[Stated problem]:
Check each line of the material. Copy those containing "pour".

Data extracted from a collection
+ + +
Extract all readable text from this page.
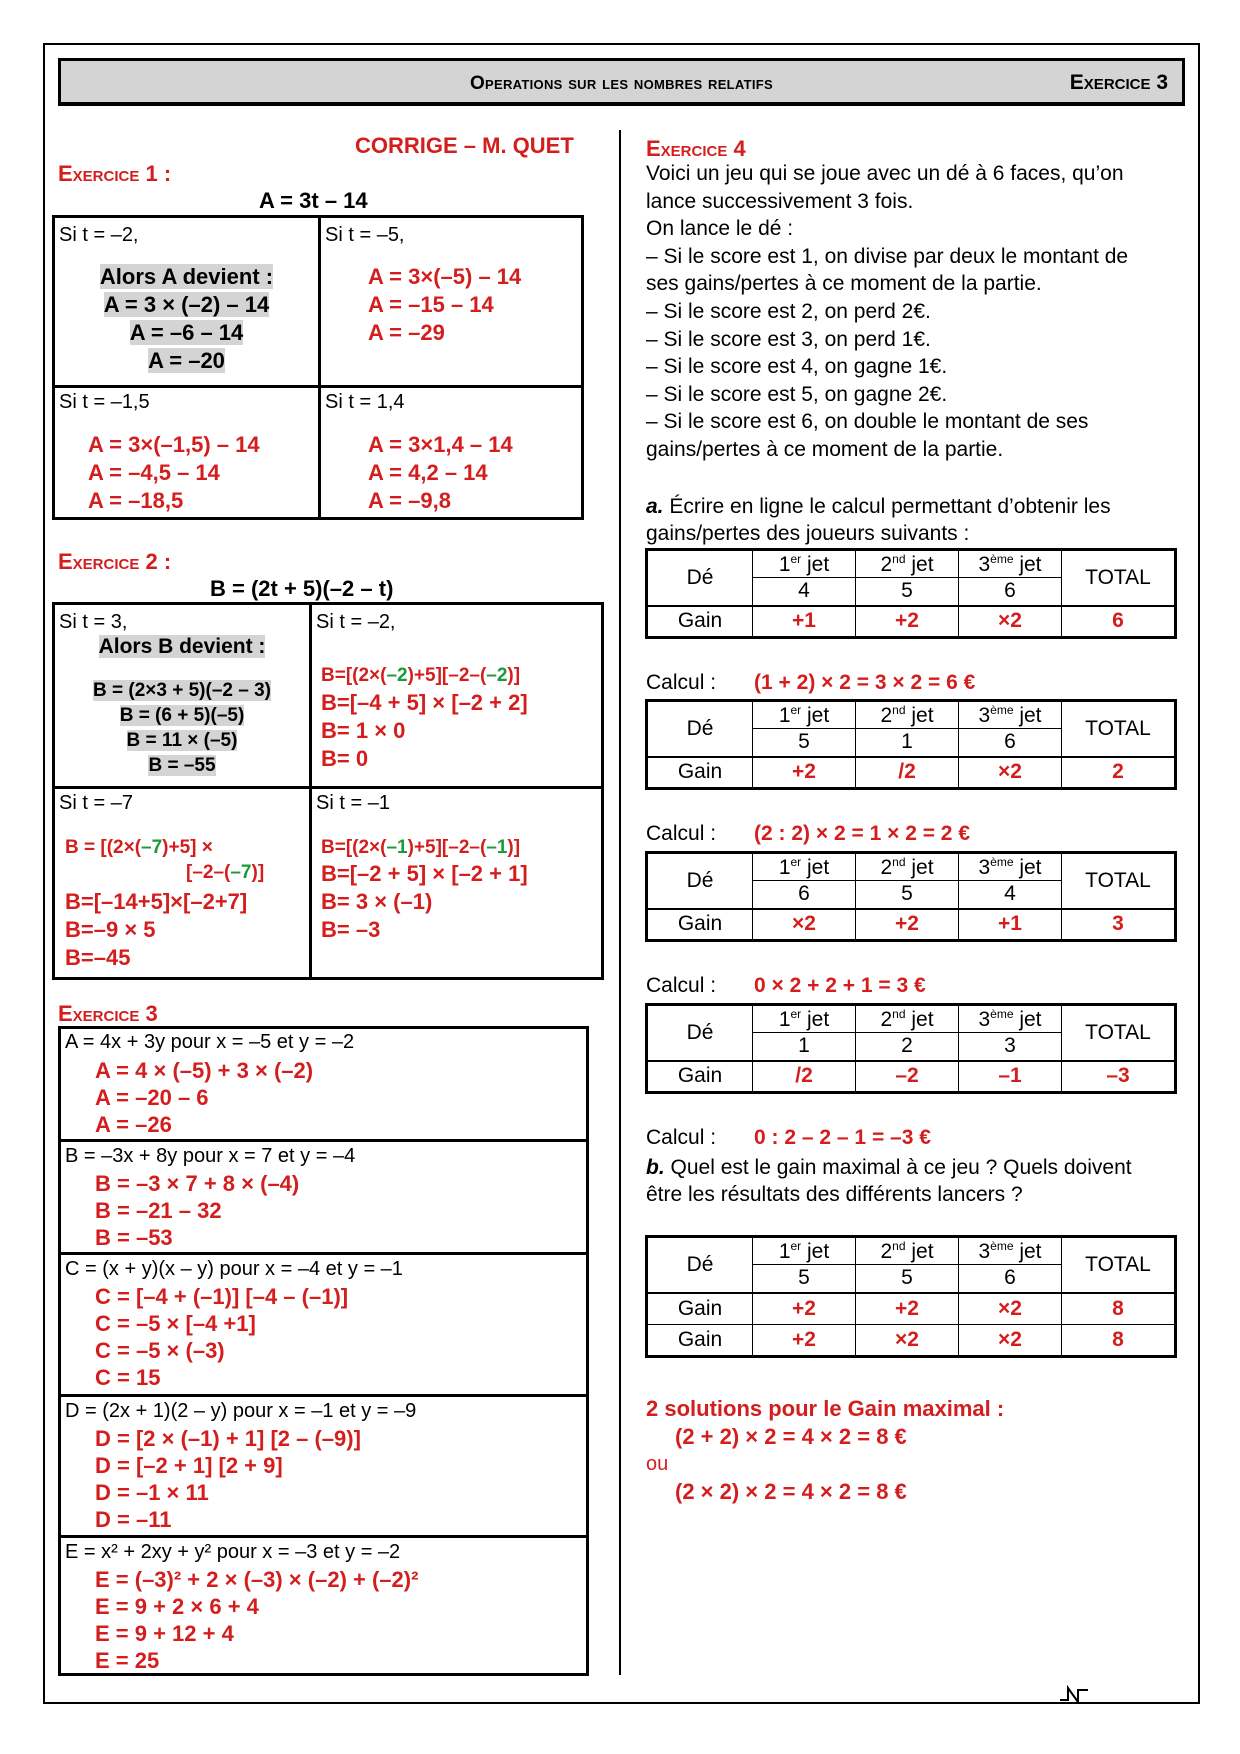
Operations sur les nombres relatifs	Exercice 3
CORRIGE – M. QUET
Exercice 1 :
A = 3t – 14
Si t = –2,
Alors A devient :
A = 3 × (–2) – 14
A = –6 – 14
A = –20
Si t = –5,
A = 3×(–5) – 14
A = –15 – 14
A = –29
Si t = –1,5
A = 3×(–1,5) – 14
A = –4,5 – 14
A = –18,5
Si t = 1,4
A = 3×1,4 – 14
A = 4,2 – 14
A = –9,8
Exercice 2 :
B = (2t + 5)(–2 – t)
Si t = 3,
Alors B devient :
B = (2×3 + 5)(–2 – 3)
B = (6 + 5)(–5)
B = 11 × (–5)
B = –55
Si t = –2,
B=[(2×(–2)+5][–2–(–2)]
B=[–4 + 5] × [–2 + 2]
B= 1 × 0
B= 0
Si t = –7
B = [(2×(–7)+5] ×
[–2–(–7)]
B=[–14+5]×[–2+7]
B=–9 × 5
B=–45
Si t = –1
B=[(2×(–1)+5][–2–(–1)]
B=[–2 + 5] × [–2 + 1]
B= 3 × (–1)
B= –3
Exercice 3
A = 4x + 3y pour x = –5 et y = –2
A = 4 × (–5) + 3 × (–2)
A = –20 – 6
A = –26
B = –3x + 8y pour x = 7 et y = –4
B = –3 × 7 + 8 × (–4)
B = –21 – 32
B = –53
C = (x + y)(x – y) pour x = –4 et y = –1
C = [–4 + (–1)] [–4 – (–1)]
C = –5 × [–4 +1]
C = –5 × (–3)
C = 15
D = (2x + 1)(2 – y) pour x = –1 et y = –9
D = [2 × (–1) + 1] [2 – (–9)]
D = [–2 + 1] [2 + 9]
D = –1 × 11
D = –11
E = x² + 2xy + y² pour x = –3 et y = –2
E = (–3)² + 2 × (–3) × (–2) + (–2)²
E = 9 + 2 × 6 + 4
E = 9 + 12 + 4
E = 25
Exercice 4
Voici un jeu qui se joue avec un dé à 6 faces, qu’on
lance successivement 3 fois.
On lance le dé :
– Si le score est 1, on divise par deux le montant de
ses gains/pertes à ce moment de la partie.
– Si le score est 2, on perd 2€.
– Si le score est 3, on perd 1€.
– Si le score est 4, on gagne 1€.
– Si le score est 5, on gagne 2€.
– Si le score est 6, on double le montant de ses
gains/pertes à ce moment de la partie.
a. Écrire en ligne le calcul permettant d’obtenir les
gains/pertes des joueurs suivants :
Dé	1er jet	2nd jet	3ème jet	TOTAL
	4	5	6	
Gain	+1	+2	×2	6
Calcul : (1 + 2) × 2 = 3 × 2 = 6 €
Dé	1er jet	2nd jet	3ème jet	TOTAL
	5	1	6	
Gain	+2	/2	×2	2
Calcul : (2 : 2) × 2 = 1 × 2 = 2 €
Dé	1er jet	2nd jet	3ème jet	TOTAL
	6	5	4	
Gain	×2	+2	+1	3
Calcul : 0 × 2 + 2 + 1 = 3 €
Dé	1er jet	2nd jet	3ème jet	TOTAL
	1	2	3	
Gain	/2	–2	–1	–3
Calcul : 0 : 2 – 2 – 1 = –3 €
b. Quel est le gain maximal à ce jeu ? Quels doivent
être les résultats des différents lancers ?
Dé	1er jet	2nd jet	3ème jet	TOTAL
	5	5	6	
Gain	+2	+2	×2	8
Gain	+2	×2	×2	8
2 solutions pour le Gain maximal :
(2 + 2) × 2 = 4 × 2 = 8 €
ou
(2 × 2) × 2 = 4 × 2 = 8 €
+ + +
[Solved exercise]:
A = 4x + 3y pour x = –5 et y = –2
B = –3x + 8y pour x = 7 et y = –4
C = (x + y)(x – y) pour x = –4 et y = –1
D = (2x + 1)(2 – y) pour x = –1 et y = –9
E = x² + 2xy + y² pour x = –3 et y = –2
2 solutions pour le Gain maximal :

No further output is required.